* **WHAT YOU HAVE TO DO**: The records follow. Transcribe only the lines from the line containing "Serialize everything readable" through the end, both ends included, and leave out the pictures.
══════════
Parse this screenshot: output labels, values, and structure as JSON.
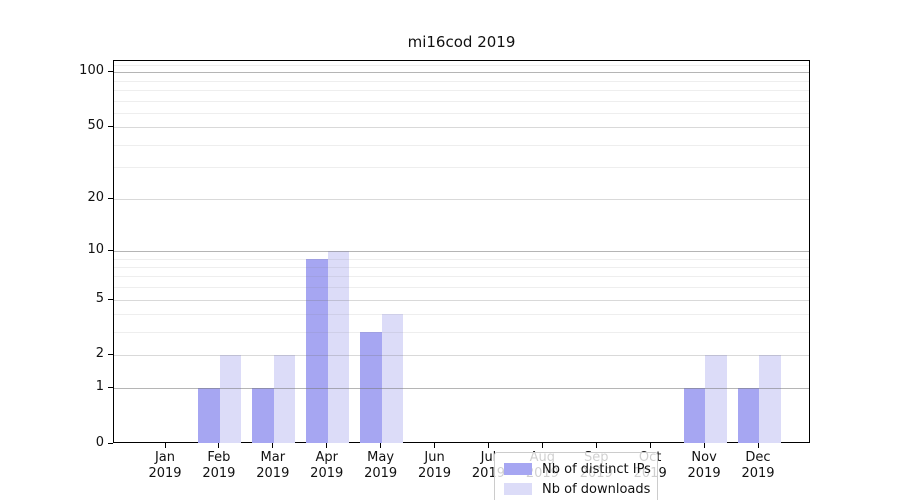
{
  "title": "mi16cod 2019",
  "colors": {
    "distinct_ips": "#a6a6f2",
    "downloads": "#dcdcf8",
    "grid_major": "rgba(120,120,120,0.55)",
    "grid_labeled": "rgba(120,120,120,0.28)",
    "grid_minor": "rgba(120,120,120,0.13)",
    "spine": "#000000"
  },
  "legend": {
    "items": [
      {
        "label": "Nb of distinct IPs",
        "color_key": "distinct_ips"
      },
      {
        "label": "Nb of downloads",
        "color_key": "downloads"
      }
    ]
  },
  "x_axis": {
    "months": [
      "Jan",
      "Feb",
      "Mar",
      "Apr",
      "May",
      "Jun",
      "Jul",
      "Aug",
      "Sep",
      "Oct",
      "Nov",
      "Dec"
    ],
    "year": "2019"
  },
  "y_axis": {
    "tick_values": [
      0,
      1,
      2,
      5,
      10,
      20,
      50,
      100
    ],
    "major_grid_values": [
      1,
      10,
      100
    ],
    "minor_grid_values": [
      3,
      4,
      6,
      7,
      8,
      9,
      30,
      40,
      60,
      70,
      80,
      90,
      110
    ]
  },
  "chart_data": {
    "type": "bar",
    "title": "mi16cod 2019",
    "categories": [
      "Jan 2019",
      "Feb 2019",
      "Mar 2019",
      "Apr 2019",
      "May 2019",
      "Jun 2019",
      "Jul 2019",
      "Aug 2019",
      "Sep 2019",
      "Oct 2019",
      "Nov 2019",
      "Dec 2019"
    ],
    "series": [
      {
        "name": "Nb of distinct IPs",
        "values": [
          0,
          1,
          1,
          9,
          3,
          0,
          0,
          0,
          0,
          0,
          1,
          1
        ]
      },
      {
        "name": "Nb of downloads",
        "values": [
          0,
          2,
          2,
          10,
          4,
          0,
          0,
          0,
          0,
          0,
          2,
          2
        ]
      }
    ],
    "xlabel": "",
    "ylabel": "",
    "yticks": [
      0,
      1,
      2,
      5,
      10,
      20,
      50,
      100
    ],
    "yscale": "log-like (log10 of 1+value)",
    "ylim": [
      0,
      115
    ],
    "grid": true,
    "legend_position": "lower center, inside axes"
  }
}
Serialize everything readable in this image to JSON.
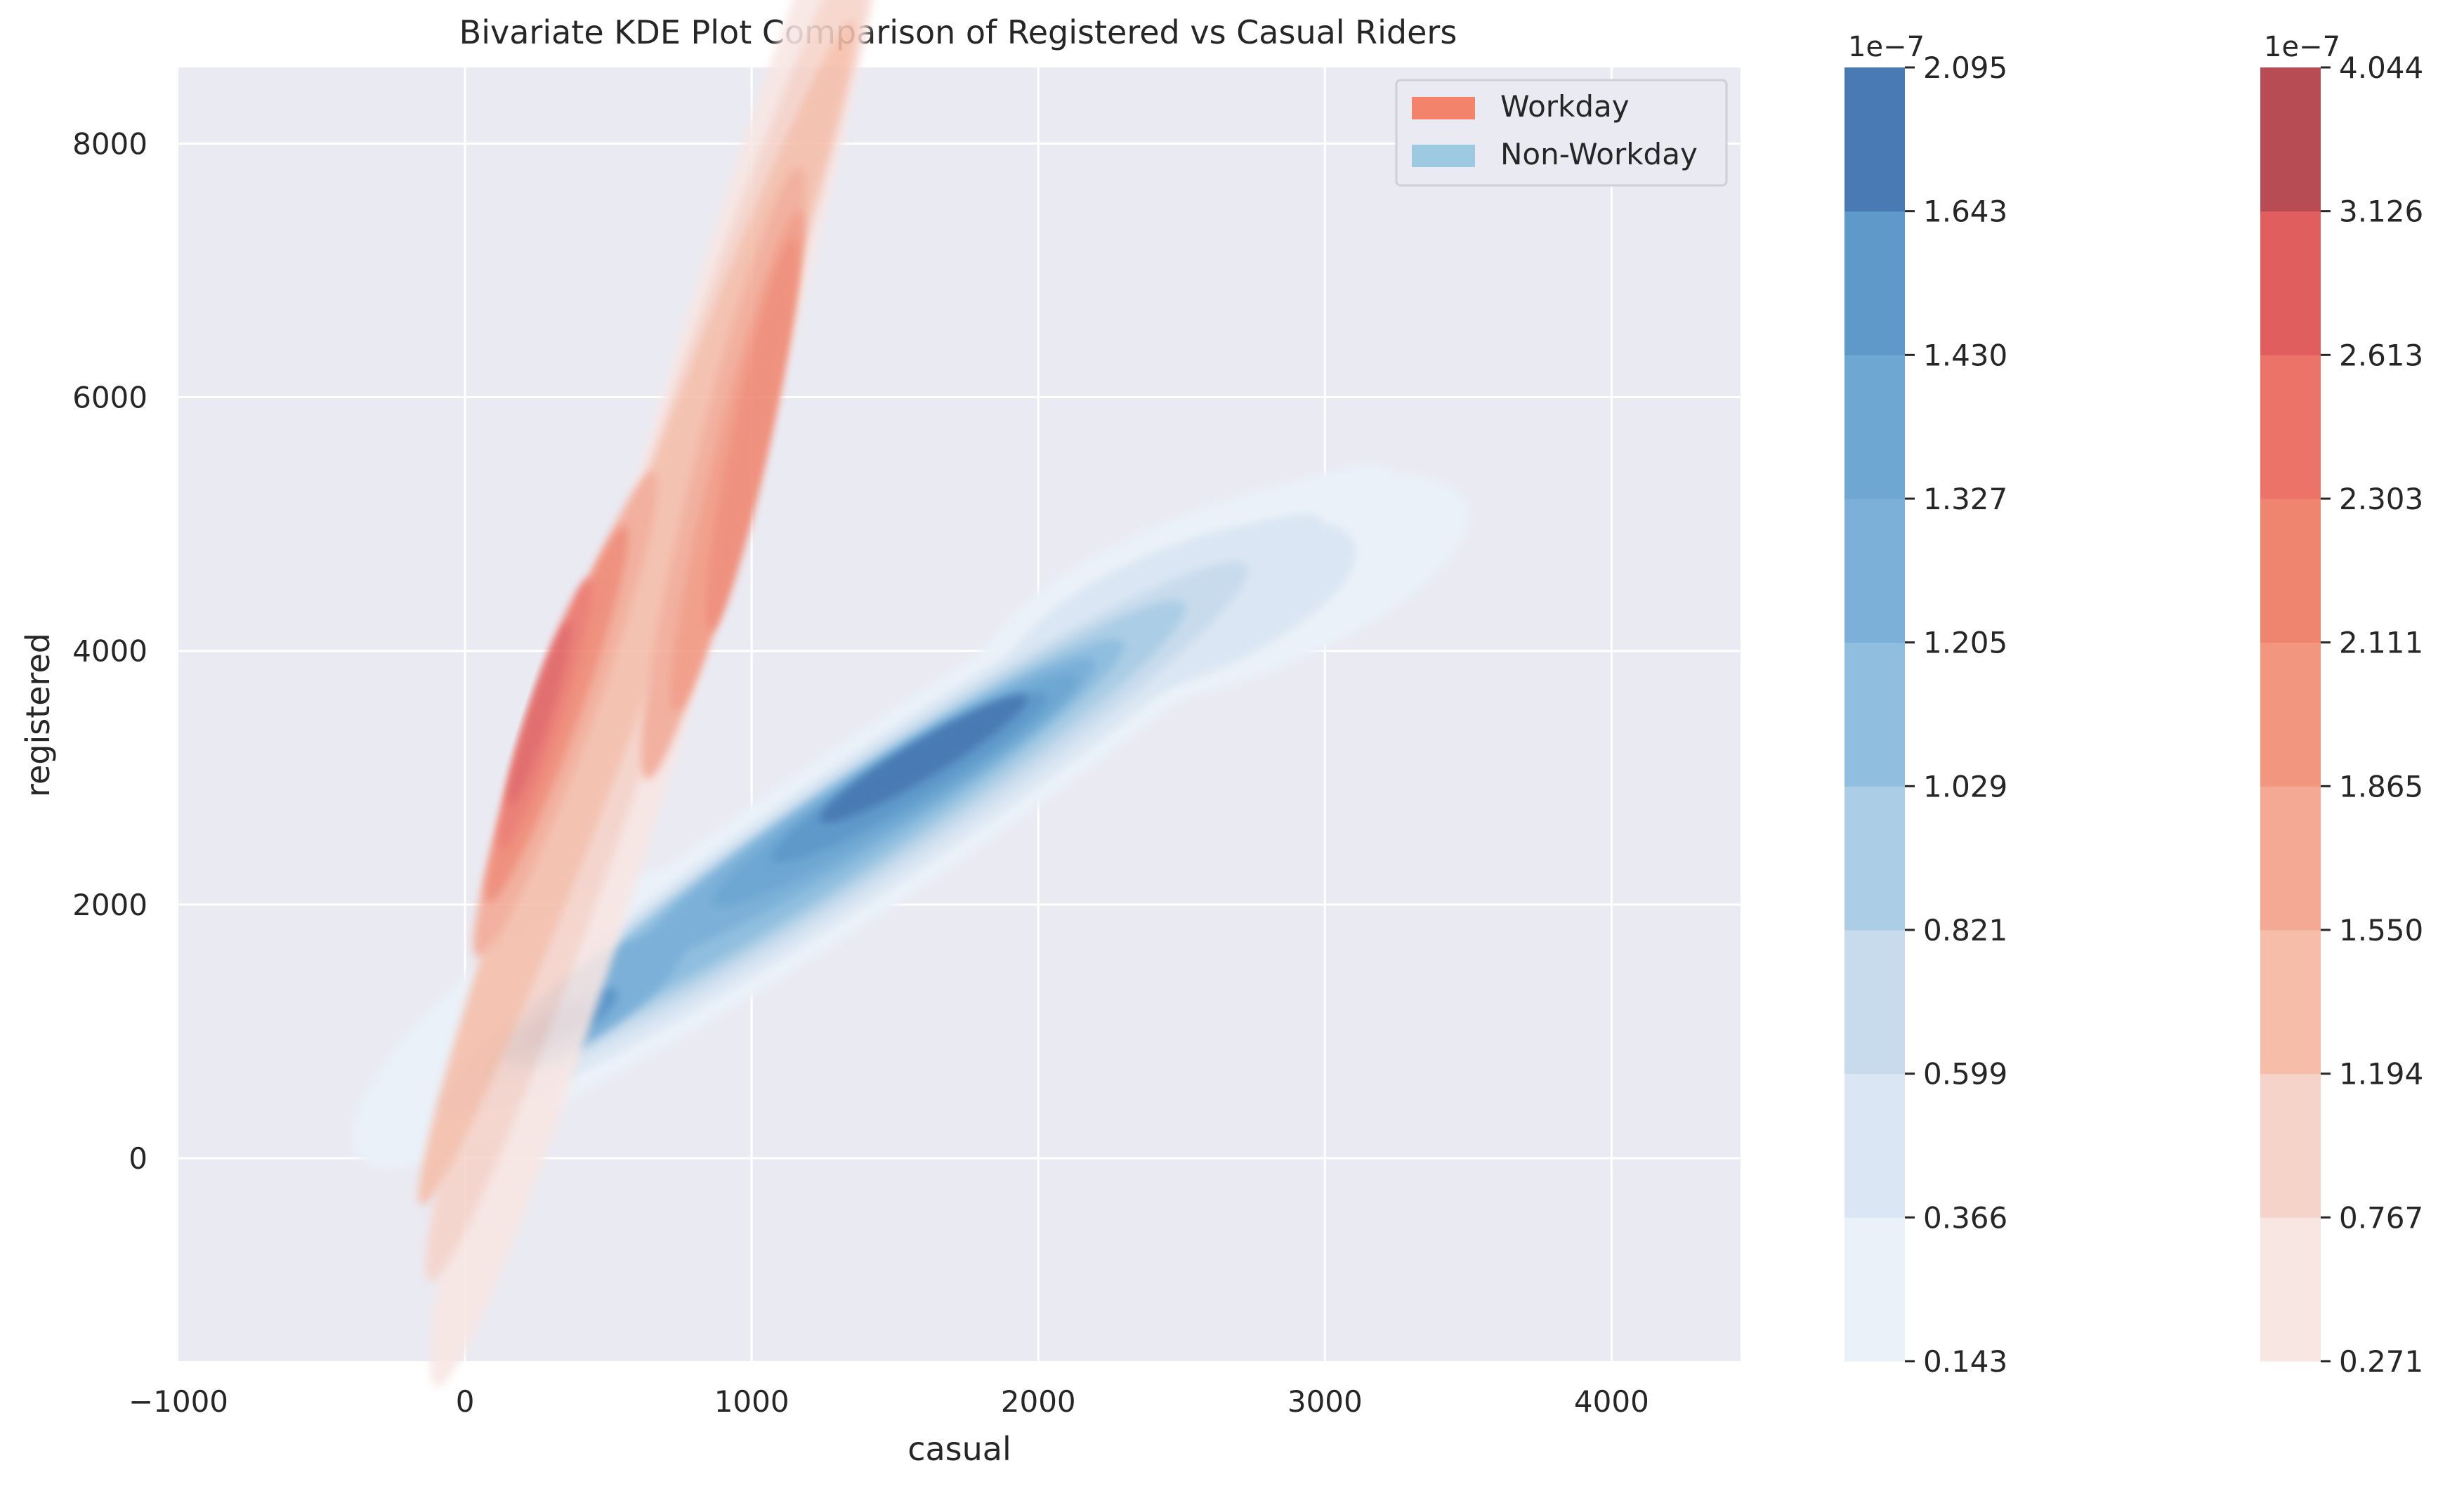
{
  "chart_data": {
    "type": "kde2d",
    "title": "Bivariate KDE Plot Comparison of Registered vs Casual Riders",
    "xlabel": "casual",
    "ylabel": "registered",
    "xlim": [
      -1000,
      4450
    ],
    "ylim": [
      -1600,
      8600
    ],
    "xticks": [
      -1000,
      0,
      1000,
      2000,
      3000,
      4000
    ],
    "yticks": [
      0,
      2000,
      4000,
      6000,
      8000
    ],
    "grid": true,
    "legend_position": "top-right",
    "series": [
      {
        "name": "Workday",
        "color": "#f4836b",
        "colormap": "Reds",
        "peaks": [
          {
            "x": 250,
            "y": 3500
          },
          {
            "x": 1000,
            "y": 5800
          }
        ]
      },
      {
        "name": "Non-Workday",
        "color": "#9ecae1",
        "colormap": "Blues",
        "peaks": [
          {
            "x": 320,
            "y": 1050
          },
          {
            "x": 1600,
            "y": 3150
          }
        ]
      }
    ],
    "colorbars": [
      {
        "series": "Non-Workday",
        "offset_label": "1e−7",
        "ticks": [
          "0.143",
          "0.366",
          "0.599",
          "0.821",
          "1.029",
          "1.205",
          "1.327",
          "1.430",
          "1.643",
          "2.095"
        ],
        "colors": [
          "#eaf1f9",
          "#dae6f3",
          "#c8dbed",
          "#abcde5",
          "#8fbedf",
          "#7cb0d8",
          "#6da7d2",
          "#5e99ca",
          "#4a7ab3"
        ]
      },
      {
        "series": "Workday",
        "offset_label": "1e−7",
        "ticks": [
          "0.271",
          "0.767",
          "1.194",
          "1.550",
          "1.865",
          "2.111",
          "2.303",
          "2.613",
          "3.126",
          "4.044"
        ],
        "colors": [
          "#f8e6e3",
          "#f6d3c9",
          "#f6bda8",
          "#f4a994",
          "#f2967f",
          "#f0856f",
          "#ec7367",
          "#e05e5e",
          "#b84c55"
        ]
      }
    ]
  }
}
══════════
* **EXERCISE SOLUTION**:
Serialize everything readable in this image to JSON.
{
  "chart_data": {
    "type": "kde2d",
    "title": "Bivariate KDE Plot Comparison of Registered vs Casual Riders",
    "xlabel": "casual",
    "ylabel": "registered",
    "xlim": [
      -1000,
      4450
    ],
    "ylim": [
      -1600,
      8600
    ],
    "xticks": [
      -1000,
      0,
      1000,
      2000,
      3000,
      4000
    ],
    "yticks": [
      0,
      2000,
      4000,
      6000,
      8000
    ],
    "grid": true,
    "legend_position": "top-right",
    "series": [
      {
        "name": "Workday",
        "color": "#f4836b",
        "colormap": "Reds",
        "peaks": [
          {
            "x": 250,
            "y": 3500
          },
          {
            "x": 1000,
            "y": 5800
          }
        ]
      },
      {
        "name": "Non-Workday",
        "color": "#9ecae1",
        "colormap": "Blues",
        "peaks": [
          {
            "x": 320,
            "y": 1050
          },
          {
            "x": 1600,
            "y": 3150
          }
        ]
      }
    ],
    "colorbars": [
      {
        "series": "Non-Workday",
        "offset_label": "1e−7",
        "ticks": [
          "0.143",
          "0.366",
          "0.599",
          "0.821",
          "1.029",
          "1.205",
          "1.327",
          "1.430",
          "1.643",
          "2.095"
        ],
        "colors": [
          "#eaf1f9",
          "#dae6f3",
          "#c8dbed",
          "#abcde5",
          "#8fbedf",
          "#7cb0d8",
          "#6da7d2",
          "#5e99ca",
          "#4a7ab3"
        ]
      },
      {
        "series": "Workday",
        "offset_label": "1e−7",
        "ticks": [
          "0.271",
          "0.767",
          "1.194",
          "1.550",
          "1.865",
          "2.111",
          "2.303",
          "2.613",
          "3.126",
          "4.044"
        ],
        "colors": [
          "#f8e6e3",
          "#f6d3c9",
          "#f6bda8",
          "#f4a994",
          "#f2967f",
          "#f0856f",
          "#ec7367",
          "#e05e5e",
          "#b84c55"
        ]
      }
    ]
  }
}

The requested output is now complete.